>> begin Information supplied

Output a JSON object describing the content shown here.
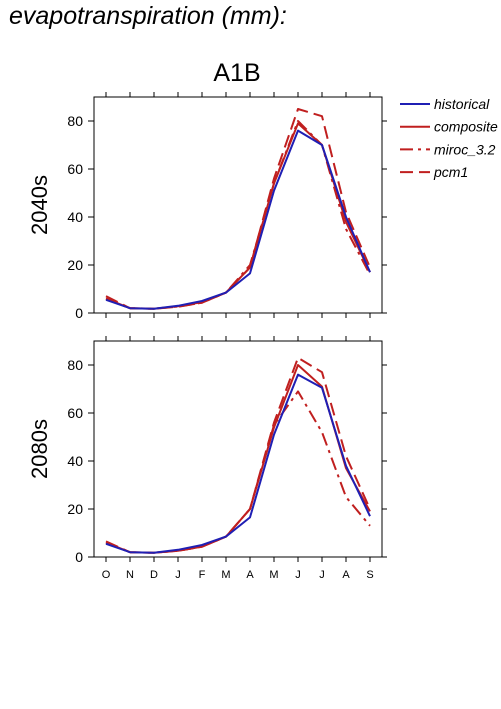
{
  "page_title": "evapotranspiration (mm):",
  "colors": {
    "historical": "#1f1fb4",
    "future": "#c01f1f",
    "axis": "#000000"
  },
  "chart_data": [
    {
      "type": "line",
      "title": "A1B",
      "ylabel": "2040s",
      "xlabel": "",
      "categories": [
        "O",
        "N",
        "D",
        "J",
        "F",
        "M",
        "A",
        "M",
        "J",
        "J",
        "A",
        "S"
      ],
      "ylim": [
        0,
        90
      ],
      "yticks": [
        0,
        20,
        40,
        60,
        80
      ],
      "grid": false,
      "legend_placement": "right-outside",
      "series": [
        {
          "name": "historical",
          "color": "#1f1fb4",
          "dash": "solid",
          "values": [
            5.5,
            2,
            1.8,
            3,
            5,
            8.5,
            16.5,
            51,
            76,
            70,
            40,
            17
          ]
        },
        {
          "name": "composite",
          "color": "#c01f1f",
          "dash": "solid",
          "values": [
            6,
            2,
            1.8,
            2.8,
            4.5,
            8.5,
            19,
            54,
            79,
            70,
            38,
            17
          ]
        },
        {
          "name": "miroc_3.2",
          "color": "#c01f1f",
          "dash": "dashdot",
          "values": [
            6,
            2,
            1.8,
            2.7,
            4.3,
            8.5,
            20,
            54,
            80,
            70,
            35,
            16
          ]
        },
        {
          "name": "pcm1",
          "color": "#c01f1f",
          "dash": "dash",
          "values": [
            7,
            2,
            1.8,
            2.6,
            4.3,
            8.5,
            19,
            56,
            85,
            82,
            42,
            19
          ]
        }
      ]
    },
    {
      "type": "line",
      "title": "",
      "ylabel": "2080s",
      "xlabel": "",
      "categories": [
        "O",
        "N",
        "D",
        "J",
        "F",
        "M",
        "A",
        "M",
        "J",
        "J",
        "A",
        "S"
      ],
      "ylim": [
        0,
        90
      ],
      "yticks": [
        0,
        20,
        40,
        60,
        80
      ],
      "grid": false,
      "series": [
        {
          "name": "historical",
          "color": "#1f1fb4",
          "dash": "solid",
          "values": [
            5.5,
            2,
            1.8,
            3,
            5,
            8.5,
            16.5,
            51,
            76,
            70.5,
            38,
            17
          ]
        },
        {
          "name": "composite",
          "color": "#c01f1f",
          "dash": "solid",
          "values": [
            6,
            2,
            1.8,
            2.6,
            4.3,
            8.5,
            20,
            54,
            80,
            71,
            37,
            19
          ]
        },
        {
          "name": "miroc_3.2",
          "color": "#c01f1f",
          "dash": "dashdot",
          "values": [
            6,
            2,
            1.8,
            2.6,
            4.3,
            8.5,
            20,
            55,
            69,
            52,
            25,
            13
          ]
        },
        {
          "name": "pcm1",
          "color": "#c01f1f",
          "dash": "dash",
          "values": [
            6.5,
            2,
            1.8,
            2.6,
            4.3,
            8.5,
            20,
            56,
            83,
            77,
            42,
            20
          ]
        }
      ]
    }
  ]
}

>> end Information supplied
>> begin Information supplied

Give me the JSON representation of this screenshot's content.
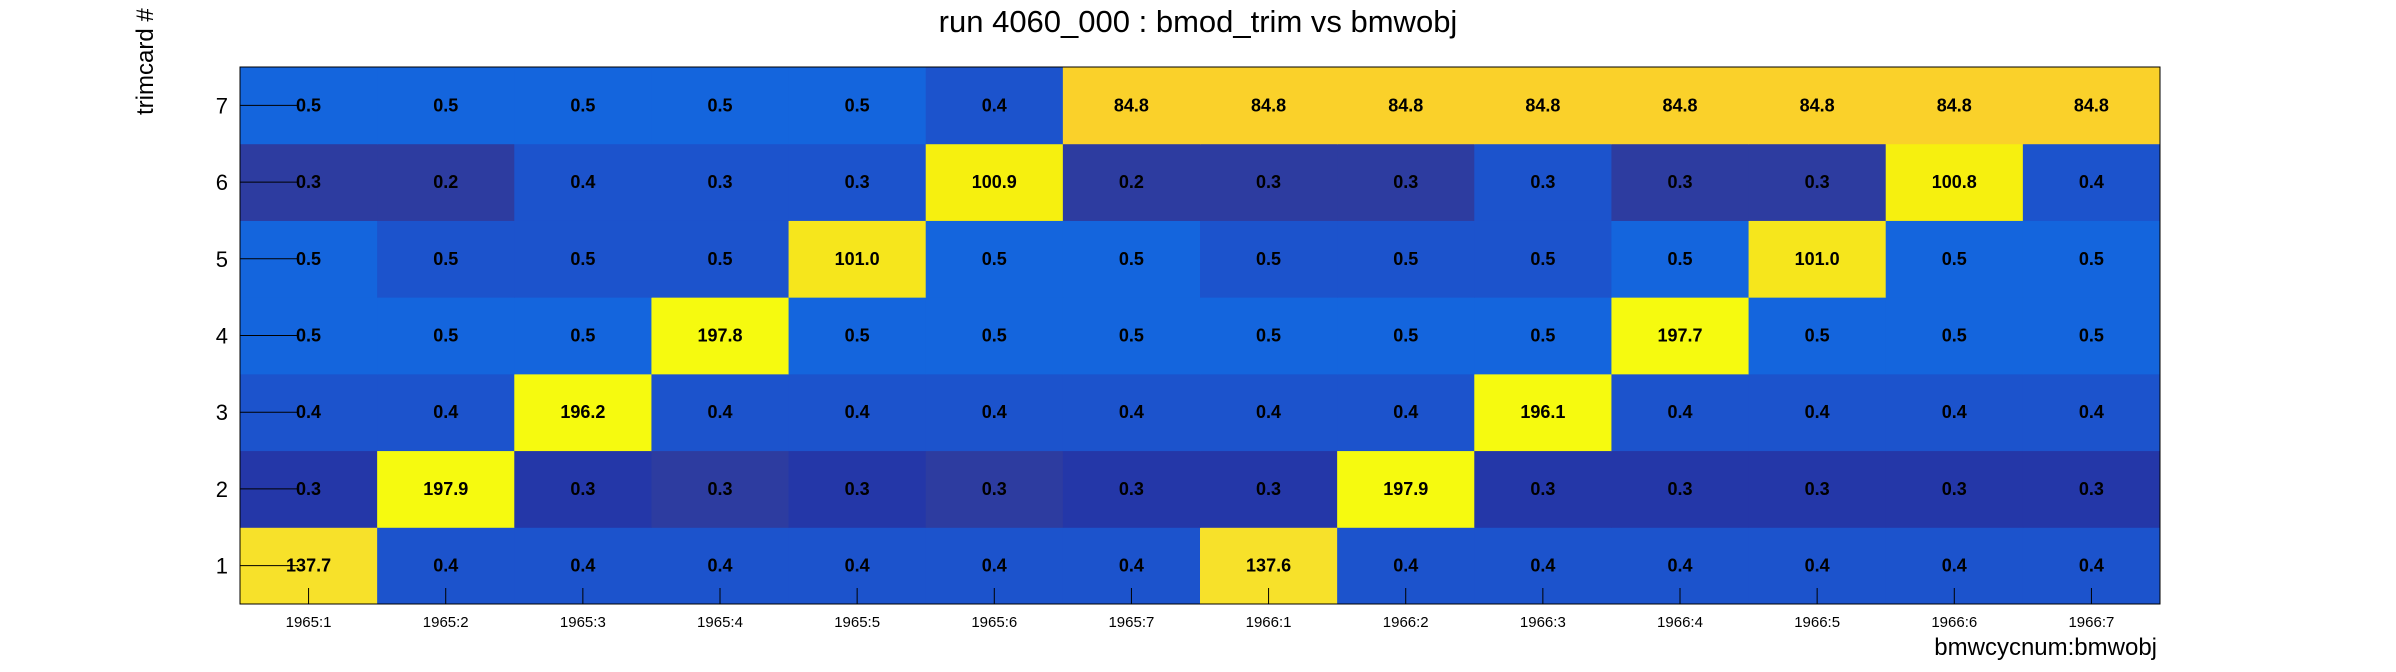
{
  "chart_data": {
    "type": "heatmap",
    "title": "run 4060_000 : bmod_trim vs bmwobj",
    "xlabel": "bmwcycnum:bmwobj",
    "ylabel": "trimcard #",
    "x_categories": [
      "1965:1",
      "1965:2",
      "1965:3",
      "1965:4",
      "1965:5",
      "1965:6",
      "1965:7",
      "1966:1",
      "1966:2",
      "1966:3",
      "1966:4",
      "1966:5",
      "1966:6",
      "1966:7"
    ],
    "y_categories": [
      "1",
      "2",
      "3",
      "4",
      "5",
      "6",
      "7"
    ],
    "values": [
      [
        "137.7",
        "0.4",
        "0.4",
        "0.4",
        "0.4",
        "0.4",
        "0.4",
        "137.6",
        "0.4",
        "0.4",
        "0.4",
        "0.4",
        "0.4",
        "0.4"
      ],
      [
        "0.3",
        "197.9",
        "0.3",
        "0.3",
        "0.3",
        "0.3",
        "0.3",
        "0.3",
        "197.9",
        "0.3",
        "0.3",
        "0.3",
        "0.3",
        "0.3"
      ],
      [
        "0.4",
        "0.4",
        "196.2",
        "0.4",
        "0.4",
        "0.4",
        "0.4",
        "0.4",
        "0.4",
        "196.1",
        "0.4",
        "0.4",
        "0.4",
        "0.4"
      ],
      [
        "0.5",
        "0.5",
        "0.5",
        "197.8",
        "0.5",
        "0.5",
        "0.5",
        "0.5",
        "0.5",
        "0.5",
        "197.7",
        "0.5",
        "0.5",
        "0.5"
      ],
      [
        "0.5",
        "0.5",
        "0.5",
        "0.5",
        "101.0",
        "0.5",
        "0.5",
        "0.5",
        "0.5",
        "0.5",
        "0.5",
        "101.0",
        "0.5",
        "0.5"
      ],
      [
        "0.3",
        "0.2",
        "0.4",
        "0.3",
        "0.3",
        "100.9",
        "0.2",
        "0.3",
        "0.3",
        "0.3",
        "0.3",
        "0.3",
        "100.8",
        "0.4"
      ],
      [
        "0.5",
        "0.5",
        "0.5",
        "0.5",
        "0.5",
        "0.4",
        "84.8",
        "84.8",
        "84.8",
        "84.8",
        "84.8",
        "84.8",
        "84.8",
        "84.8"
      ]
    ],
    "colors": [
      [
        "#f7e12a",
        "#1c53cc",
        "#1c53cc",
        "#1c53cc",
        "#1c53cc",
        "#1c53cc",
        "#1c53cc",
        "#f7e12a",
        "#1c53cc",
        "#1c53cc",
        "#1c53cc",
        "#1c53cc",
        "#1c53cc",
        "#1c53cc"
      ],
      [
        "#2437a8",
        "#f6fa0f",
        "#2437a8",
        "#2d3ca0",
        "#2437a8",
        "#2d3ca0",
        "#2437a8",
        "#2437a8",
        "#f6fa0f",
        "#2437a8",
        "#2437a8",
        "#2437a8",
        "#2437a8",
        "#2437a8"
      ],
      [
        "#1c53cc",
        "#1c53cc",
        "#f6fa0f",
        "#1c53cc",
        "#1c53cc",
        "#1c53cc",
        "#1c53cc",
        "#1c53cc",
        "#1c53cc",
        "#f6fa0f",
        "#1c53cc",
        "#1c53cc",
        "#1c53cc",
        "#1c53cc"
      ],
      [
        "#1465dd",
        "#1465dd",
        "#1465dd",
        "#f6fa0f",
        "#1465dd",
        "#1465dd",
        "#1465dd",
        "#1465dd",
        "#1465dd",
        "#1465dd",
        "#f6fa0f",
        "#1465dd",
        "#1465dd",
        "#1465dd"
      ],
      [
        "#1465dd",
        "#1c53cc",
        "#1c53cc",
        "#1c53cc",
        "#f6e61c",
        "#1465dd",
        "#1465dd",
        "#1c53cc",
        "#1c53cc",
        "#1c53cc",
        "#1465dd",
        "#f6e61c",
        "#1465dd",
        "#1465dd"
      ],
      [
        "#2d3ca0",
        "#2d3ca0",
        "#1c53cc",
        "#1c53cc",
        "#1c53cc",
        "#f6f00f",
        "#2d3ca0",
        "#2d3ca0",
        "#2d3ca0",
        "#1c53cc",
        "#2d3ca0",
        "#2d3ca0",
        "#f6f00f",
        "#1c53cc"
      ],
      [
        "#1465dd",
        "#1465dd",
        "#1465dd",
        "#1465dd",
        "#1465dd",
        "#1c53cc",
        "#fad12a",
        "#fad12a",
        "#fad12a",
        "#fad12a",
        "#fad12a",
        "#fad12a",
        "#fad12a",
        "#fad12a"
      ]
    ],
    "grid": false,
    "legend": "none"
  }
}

>> end Information supplied

Work to do
Which lines hold the string "bmwobj"? Copy all of them from the data above.

Answer to the problem
    "title": "run 4060_000 : bmod_trim vs bmwobj",
    "xlabel": "bmwcycnum:bmwobj",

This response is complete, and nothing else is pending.